-- start Material to process --

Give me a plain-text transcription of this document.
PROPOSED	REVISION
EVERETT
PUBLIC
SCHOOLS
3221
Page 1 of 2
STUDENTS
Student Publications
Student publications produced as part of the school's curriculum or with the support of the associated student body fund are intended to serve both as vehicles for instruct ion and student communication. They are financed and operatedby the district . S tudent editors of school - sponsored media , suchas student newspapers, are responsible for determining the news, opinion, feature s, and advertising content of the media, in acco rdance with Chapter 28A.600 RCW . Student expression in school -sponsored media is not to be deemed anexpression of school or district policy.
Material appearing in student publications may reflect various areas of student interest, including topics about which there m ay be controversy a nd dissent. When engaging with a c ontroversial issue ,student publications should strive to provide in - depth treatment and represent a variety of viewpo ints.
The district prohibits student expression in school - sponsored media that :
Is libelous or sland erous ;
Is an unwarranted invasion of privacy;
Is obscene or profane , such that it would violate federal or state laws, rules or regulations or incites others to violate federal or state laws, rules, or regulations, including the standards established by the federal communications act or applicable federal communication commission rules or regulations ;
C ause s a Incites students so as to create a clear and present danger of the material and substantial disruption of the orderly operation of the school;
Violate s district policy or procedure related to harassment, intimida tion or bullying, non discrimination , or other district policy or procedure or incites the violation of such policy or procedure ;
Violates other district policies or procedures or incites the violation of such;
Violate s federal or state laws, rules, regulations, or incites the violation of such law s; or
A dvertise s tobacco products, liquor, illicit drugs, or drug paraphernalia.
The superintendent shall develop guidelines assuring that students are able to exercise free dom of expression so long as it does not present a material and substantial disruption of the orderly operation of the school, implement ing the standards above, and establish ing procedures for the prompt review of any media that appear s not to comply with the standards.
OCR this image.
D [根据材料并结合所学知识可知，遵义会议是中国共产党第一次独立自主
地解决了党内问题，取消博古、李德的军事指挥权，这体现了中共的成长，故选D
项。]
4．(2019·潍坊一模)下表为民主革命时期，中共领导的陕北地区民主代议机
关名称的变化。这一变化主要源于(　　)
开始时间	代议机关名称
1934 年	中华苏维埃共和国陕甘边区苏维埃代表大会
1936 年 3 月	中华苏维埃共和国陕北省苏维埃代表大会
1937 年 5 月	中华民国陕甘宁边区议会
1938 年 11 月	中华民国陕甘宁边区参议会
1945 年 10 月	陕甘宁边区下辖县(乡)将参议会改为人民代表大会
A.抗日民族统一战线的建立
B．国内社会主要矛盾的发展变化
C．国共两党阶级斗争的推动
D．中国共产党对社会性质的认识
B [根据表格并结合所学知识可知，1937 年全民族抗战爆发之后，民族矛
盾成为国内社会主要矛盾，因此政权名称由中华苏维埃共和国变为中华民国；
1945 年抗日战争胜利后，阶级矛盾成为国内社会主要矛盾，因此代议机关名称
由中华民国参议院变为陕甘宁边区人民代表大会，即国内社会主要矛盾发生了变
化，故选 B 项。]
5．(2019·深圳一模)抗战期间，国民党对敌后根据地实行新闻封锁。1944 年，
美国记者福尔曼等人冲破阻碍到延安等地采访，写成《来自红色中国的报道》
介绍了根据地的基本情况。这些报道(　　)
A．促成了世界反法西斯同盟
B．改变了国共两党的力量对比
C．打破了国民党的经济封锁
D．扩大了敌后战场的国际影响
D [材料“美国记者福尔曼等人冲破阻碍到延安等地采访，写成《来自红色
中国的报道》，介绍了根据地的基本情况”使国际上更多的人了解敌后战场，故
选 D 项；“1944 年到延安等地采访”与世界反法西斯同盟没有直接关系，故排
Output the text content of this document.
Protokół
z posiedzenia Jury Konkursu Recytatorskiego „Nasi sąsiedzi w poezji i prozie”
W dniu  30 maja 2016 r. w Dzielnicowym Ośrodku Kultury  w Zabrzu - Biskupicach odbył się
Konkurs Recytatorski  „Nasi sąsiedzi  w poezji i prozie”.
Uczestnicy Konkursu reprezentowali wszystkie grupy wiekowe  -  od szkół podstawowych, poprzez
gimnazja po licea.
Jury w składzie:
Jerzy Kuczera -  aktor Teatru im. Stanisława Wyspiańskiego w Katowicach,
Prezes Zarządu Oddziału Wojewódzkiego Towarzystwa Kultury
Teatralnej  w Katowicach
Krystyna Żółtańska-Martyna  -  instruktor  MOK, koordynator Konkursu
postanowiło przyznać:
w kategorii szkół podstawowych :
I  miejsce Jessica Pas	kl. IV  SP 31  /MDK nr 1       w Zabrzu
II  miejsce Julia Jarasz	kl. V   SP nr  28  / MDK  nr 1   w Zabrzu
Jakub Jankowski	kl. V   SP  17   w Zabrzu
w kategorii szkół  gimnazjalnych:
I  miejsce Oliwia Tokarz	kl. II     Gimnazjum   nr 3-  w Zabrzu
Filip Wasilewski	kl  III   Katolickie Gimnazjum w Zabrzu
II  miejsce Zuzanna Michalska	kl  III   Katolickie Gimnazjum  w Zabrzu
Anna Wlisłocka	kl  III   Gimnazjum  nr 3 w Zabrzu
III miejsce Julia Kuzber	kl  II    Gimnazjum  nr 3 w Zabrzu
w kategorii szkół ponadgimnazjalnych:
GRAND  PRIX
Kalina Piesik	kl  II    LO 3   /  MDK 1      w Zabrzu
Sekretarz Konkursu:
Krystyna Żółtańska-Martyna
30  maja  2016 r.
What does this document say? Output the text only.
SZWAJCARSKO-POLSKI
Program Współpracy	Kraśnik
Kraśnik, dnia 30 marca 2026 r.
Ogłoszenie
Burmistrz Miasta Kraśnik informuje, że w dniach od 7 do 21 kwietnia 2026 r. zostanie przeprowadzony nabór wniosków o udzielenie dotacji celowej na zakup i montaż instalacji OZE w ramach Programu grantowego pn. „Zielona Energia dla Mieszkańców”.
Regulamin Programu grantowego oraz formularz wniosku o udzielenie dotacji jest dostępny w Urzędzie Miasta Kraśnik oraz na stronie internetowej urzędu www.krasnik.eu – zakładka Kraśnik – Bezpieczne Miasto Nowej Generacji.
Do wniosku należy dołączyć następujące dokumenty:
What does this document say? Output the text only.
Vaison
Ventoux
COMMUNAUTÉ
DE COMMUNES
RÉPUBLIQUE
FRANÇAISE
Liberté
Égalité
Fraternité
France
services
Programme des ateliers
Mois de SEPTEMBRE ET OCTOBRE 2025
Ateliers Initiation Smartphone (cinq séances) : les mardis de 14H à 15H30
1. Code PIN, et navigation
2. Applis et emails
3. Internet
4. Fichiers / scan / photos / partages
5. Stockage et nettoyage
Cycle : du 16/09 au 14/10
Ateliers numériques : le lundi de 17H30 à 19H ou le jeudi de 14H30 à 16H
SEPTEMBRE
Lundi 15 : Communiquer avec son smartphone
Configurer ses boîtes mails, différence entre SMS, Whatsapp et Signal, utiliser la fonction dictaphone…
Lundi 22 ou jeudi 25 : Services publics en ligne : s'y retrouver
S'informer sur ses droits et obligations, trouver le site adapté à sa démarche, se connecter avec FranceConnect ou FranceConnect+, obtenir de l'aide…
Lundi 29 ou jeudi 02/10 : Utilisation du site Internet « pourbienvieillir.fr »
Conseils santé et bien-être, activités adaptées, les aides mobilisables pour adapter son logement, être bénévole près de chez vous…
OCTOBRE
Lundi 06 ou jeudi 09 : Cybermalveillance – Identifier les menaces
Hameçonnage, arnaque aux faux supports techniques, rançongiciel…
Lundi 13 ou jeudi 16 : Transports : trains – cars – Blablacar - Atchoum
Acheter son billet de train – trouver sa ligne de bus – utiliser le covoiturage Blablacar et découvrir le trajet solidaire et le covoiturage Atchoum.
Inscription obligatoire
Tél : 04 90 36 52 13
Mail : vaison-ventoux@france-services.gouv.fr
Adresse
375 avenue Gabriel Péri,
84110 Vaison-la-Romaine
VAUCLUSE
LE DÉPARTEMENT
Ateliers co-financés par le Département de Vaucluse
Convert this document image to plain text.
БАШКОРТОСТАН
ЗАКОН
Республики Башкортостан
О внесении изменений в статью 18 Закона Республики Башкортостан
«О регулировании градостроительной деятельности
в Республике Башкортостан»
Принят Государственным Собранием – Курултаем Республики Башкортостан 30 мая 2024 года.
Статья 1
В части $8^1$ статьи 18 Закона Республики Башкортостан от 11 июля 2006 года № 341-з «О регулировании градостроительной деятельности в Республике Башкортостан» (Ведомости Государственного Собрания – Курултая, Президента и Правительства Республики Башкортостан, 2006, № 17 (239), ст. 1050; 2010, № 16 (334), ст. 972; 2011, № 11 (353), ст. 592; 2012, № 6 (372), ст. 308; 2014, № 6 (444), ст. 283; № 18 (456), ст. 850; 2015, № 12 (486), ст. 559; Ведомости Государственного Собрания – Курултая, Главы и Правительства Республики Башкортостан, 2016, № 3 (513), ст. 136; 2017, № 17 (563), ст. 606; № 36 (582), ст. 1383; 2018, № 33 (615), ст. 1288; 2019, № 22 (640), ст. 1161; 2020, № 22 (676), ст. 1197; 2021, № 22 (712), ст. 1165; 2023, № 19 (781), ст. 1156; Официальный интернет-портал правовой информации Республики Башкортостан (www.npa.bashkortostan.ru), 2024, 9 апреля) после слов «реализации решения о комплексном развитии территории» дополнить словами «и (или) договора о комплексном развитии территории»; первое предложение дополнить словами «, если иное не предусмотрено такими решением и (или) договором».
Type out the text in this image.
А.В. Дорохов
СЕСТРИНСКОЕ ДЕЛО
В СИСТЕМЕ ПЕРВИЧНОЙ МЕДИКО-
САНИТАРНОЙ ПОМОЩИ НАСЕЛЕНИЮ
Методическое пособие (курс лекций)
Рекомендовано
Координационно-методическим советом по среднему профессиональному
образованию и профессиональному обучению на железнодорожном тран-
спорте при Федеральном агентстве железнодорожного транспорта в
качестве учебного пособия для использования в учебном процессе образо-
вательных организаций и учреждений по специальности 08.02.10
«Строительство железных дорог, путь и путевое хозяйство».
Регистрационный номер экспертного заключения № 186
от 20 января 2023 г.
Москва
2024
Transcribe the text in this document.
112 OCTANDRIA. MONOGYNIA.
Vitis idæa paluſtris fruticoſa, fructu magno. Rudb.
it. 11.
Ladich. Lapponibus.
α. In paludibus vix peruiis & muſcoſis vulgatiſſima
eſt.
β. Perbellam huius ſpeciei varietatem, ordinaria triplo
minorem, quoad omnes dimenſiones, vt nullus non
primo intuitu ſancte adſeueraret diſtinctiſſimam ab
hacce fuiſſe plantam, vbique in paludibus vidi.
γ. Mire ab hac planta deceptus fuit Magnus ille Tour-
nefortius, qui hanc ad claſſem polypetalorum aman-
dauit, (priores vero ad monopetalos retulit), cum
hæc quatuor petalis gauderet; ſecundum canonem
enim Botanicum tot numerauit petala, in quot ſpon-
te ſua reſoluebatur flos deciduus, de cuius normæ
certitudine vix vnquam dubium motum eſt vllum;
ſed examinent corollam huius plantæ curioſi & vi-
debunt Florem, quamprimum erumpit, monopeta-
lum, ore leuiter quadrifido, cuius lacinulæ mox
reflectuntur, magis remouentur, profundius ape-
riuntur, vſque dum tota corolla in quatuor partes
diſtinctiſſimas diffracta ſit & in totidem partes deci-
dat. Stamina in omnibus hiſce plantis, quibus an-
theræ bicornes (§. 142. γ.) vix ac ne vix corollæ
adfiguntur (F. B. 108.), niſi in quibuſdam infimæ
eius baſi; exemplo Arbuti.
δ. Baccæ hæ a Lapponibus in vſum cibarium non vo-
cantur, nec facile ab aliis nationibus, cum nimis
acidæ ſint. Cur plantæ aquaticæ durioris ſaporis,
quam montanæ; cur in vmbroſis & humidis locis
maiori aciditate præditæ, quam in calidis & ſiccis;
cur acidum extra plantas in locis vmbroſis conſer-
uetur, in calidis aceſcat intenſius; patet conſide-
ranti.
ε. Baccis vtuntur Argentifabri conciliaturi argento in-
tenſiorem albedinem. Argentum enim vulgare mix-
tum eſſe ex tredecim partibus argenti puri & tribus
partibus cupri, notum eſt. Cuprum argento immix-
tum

-- end Material to process --

--- Given instruction ---
Scan the listing above and identify each line holding the string "state"; copy every such line.

--- Answer to the task ---
Is obscene or profane , such that it would violate federal or state laws, rules or regulations or incites others to violate federal or state laws, rules, or regulations, including the standards established by the federal communications act or applicable federal communication commission rules or regulations ;
Violate s federal or state laws, rules, regulations, or incites the violation of such law s; or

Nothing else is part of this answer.